• [REQUIREMENTS]: Exactly as written, print each record in the listing.

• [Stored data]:
((
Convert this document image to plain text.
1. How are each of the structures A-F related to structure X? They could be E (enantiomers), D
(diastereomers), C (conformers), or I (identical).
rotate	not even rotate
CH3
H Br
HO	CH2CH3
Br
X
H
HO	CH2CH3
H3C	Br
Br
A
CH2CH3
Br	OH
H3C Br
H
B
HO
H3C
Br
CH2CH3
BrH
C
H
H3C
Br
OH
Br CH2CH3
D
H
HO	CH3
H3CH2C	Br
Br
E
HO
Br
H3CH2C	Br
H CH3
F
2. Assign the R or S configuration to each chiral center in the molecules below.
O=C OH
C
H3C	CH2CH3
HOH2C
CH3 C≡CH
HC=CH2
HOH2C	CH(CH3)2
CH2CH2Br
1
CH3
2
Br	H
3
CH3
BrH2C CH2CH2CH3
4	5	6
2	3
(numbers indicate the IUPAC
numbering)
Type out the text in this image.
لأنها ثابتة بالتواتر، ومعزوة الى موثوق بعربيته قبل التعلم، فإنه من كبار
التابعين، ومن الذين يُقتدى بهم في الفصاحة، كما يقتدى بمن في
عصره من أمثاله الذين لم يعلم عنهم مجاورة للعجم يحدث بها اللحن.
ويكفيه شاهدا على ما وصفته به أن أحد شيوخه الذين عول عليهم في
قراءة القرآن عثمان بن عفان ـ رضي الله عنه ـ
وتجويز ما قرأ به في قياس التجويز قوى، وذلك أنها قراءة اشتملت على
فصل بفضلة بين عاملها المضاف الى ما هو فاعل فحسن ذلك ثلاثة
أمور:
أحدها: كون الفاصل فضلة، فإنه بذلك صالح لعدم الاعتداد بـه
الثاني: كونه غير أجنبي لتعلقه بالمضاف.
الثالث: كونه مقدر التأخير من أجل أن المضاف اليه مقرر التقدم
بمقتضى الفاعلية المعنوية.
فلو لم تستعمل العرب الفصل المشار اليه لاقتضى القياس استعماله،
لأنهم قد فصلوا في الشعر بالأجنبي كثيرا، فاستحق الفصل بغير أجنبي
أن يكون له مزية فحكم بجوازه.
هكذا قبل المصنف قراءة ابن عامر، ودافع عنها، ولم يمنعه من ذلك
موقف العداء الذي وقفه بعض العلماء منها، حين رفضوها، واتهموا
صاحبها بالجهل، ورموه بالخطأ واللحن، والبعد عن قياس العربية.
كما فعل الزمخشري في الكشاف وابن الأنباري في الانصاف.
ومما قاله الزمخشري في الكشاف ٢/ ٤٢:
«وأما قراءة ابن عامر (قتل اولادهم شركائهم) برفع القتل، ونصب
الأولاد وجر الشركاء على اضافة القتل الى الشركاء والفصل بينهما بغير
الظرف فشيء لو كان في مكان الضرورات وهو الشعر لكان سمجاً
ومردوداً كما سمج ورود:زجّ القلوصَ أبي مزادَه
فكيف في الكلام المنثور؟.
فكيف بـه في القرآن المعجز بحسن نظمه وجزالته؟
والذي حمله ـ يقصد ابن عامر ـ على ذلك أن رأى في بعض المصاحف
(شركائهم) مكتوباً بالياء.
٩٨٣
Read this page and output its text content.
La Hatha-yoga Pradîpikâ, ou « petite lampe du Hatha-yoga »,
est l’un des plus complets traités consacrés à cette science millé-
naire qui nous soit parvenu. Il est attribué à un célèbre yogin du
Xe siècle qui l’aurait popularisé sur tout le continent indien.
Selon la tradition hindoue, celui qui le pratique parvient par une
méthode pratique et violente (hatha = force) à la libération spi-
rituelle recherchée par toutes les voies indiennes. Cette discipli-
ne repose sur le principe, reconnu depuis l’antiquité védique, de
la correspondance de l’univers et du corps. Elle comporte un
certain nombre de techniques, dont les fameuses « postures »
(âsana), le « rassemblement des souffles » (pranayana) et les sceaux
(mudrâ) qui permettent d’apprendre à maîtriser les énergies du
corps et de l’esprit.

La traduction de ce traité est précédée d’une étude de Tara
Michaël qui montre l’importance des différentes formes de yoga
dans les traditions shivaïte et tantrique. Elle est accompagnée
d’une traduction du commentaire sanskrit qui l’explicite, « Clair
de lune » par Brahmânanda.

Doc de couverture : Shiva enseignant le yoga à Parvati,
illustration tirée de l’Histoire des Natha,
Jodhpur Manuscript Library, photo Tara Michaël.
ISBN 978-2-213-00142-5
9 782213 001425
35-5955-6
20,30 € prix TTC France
))
• [ANSWER TO THE TASK]:
Convert this document image to plain text.
1. How are each of the structures A-F related to structure X? They could be E (enantiomers), D
(diastereomers), C (conformers), or I (identical).
rotate	not even rotate
CH3
H Br
HO	CH2CH3
Br
X
H
HO	CH2CH3
H3C	Br
Br
A
CH2CH3
Br	OH
H3C Br
H
B
HO
H3C
Br
CH2CH3
BrH
C
H
H3C
Br
OH
Br CH2CH3
D
H
HO	CH3
H3CH2C	Br
Br
E
HO
Br
H3CH2C	Br
H CH3
F
2. Assign the R or S configuration to each chiral center in the molecules below.
O=C OH
C
H3C	CH2CH3
HOH2C
CH3 C≡CH
HC=CH2
HOH2C	CH(CH3)2
CH2CH2Br
1
CH3
2
Br	H
3
CH3
BrH2C CH2CH2CH3
4	5	6
2	3
(numbers indicate the IUPAC
numbering)
Type out the text in this image.
لأنها ثابتة بالتواتر، ومعزوة الى موثوق بعربيته قبل التعلم، فإنه من كبار
التابعين، ومن الذين يُقتدى بهم في الفصاحة، كما يقتدى بمن في
عصره من أمثاله الذين لم يعلم عنهم مجاورة للعجم يحدث بها اللحن.
ويكفيه شاهدا على ما وصفته به أن أحد شيوخه الذين عول عليهم في
قراءة القرآن عثمان بن عفان ـ رضي الله عنه ـ
وتجويز ما قرأ به في قياس التجويز قوى، وذلك أنها قراءة اشتملت على
فصل بفضلة بين عاملها المضاف الى ما هو فاعل فحسن ذلك ثلاثة
أمور:
أحدها: كون الفاصل فضلة، فإنه بذلك صالح لعدم الاعتداد بـه
الثاني: كونه غير أجنبي لتعلقه بالمضاف.
الثالث: كونه مقدر التأخير من أجل أن المضاف اليه مقرر التقدم
بمقتضى الفاعلية المعنوية.
فلو لم تستعمل العرب الفصل المشار اليه لاقتضى القياس استعماله،
لأنهم قد فصلوا في الشعر بالأجنبي كثيرا، فاستحق الفصل بغير أجنبي
أن يكون له مزية فحكم بجوازه.
هكذا قبل المصنف قراءة ابن عامر، ودافع عنها، ولم يمنعه من ذلك
موقف العداء الذي وقفه بعض العلماء منها، حين رفضوها، واتهموا
صاحبها بالجهل، ورموه بالخطأ واللحن، والبعد عن قياس العربية.
كما فعل الزمخشري في الكشاف وابن الأنباري في الانصاف.
ومما قاله الزمخشري في الكشاف ٢/ ٤٢:
«وأما قراءة ابن عامر (قتل اولادهم شركائهم) برفع القتل، ونصب
الأولاد وجر الشركاء على اضافة القتل الى الشركاء والفصل بينهما بغير
الظرف فشيء لو كان في مكان الضرورات وهو الشعر لكان سمجاً
ومردوداً كما سمج ورود:زجّ القلوصَ أبي مزادَه
فكيف في الكلام المنثور؟.
فكيف بـه في القرآن المعجز بحسن نظمه وجزالته؟
والذي حمله ـ يقصد ابن عامر ـ على ذلك أن رأى في بعض المصاحف
(شركائهم) مكتوباً بالياء.
٩٨٣
Read this page and output its text content.
La Hatha-yoga Pradîpikâ, ou « petite lampe du Hatha-yoga »,
est l’un des plus complets traités consacrés à cette science millé-
naire qui nous soit parvenu. Il est attribué à un célèbre yogin du
Xe siècle qui l’aurait popularisé sur tout le continent indien.
Selon la tradition hindoue, celui qui le pratique parvient par une
méthode pratique et violente (hatha = force) à la libération spi-
rituelle recherchée par toutes les voies indiennes. Cette discipli-
ne repose sur le principe, reconnu depuis l’antiquité védique, de
la correspondance de l’univers et du corps. Elle comporte un
certain nombre de techniques, dont les fameuses « postures »
(âsana), le « rassemblement des souffles » (pranayana) et les sceaux
(mudrâ) qui permettent d’apprendre à maîtriser les énergies du
corps et de l’esprit.

La traduction de ce traité est précédée d’une étude de Tara
Michaël qui montre l’importance des différentes formes de yoga
dans les traditions shivaïte et tantrique. Elle est accompagnée
d’une traduction du commentaire sanskrit qui l’explicite, « Clair
de lune » par Brahmânanda.

Doc de couverture : Shiva enseignant le yoga à Parvati,
illustration tirée de l’Histoire des Natha,
Jodhpur Manuscript Library, photo Tara Michaël.
ISBN 978-2-213-00142-5
9 782213 001425
35-5955-6
20,30 € prix TTC France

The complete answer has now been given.